>> Begin

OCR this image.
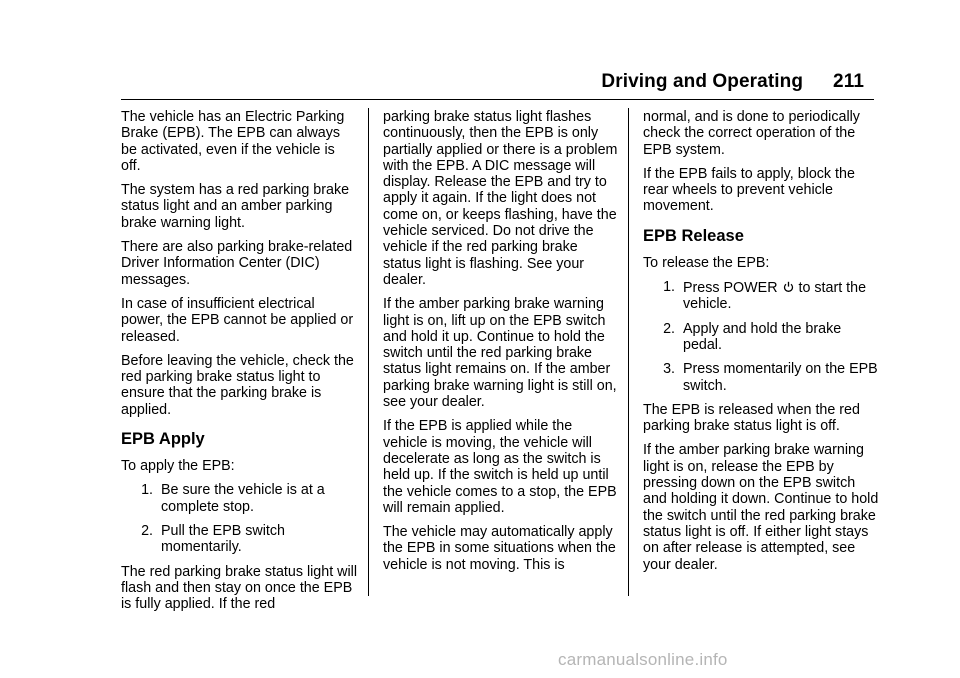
Driving and Operating 211

The vehicle has an Electric Parking Brake (EPB). The EPB can always be activated, even if the vehicle is off.

The system has a red parking brake status light and an amber parking brake warning light.

There are also parking brake-related Driver Information Center (DIC) messages.

In case of insufficient electrical power, the EPB cannot be applied or released.

Before leaving the vehicle, check the red parking brake status light to ensure that the parking brake is applied.

EPB Apply

To apply the EPB:

1. Be sure the vehicle is at a complete stop.
2. Pull the EPB switch momentarily.

The red parking brake status light will flash and then stay on once the EPB is fully applied. If the red

parking brake status light flashes continuously, then the EPB is only partially applied or there is a problem with the EPB. A DIC message will display. Release the EPB and try to apply it again. If the light does not come on, or keeps flashing, have the vehicle serviced. Do not drive the vehicle if the red parking brake status light is flashing. See your dealer.

If the amber parking brake warning light is on, lift up on the EPB switch and hold it up. Continue to hold the switch until the red parking brake status light remains on. If the amber parking brake warning light is still on, see your dealer.

If the EPB is applied while the vehicle is moving, the vehicle will decelerate as long as the switch is held up. If the switch is held up until the vehicle comes to a stop, the EPB will remain applied.

The vehicle may automatically apply the EPB in some situations when the vehicle is not moving. This is

normal, and is done to periodically check the correct operation of the EPB system.

If the EPB fails to apply, block the rear wheels to prevent vehicle movement.

EPB Release

To release the EPB:

1. Press POWER to start the vehicle.
2. Apply and hold the brake pedal.
3. Press momentarily on the EPB switch.

The EPB is released when the red parking brake status light is off.

If the amber parking brake warning light is on, release the EPB by pressing down on the EPB switch and holding it down. Continue to hold the switch until the red parking brake status light is off. If either light stays on after release is attempted, see your dealer.

carmanualsonline.info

>> End

→ Task instructions
Determine how many of the lines above hold the word "released", and output that number by itself.

→ The result
2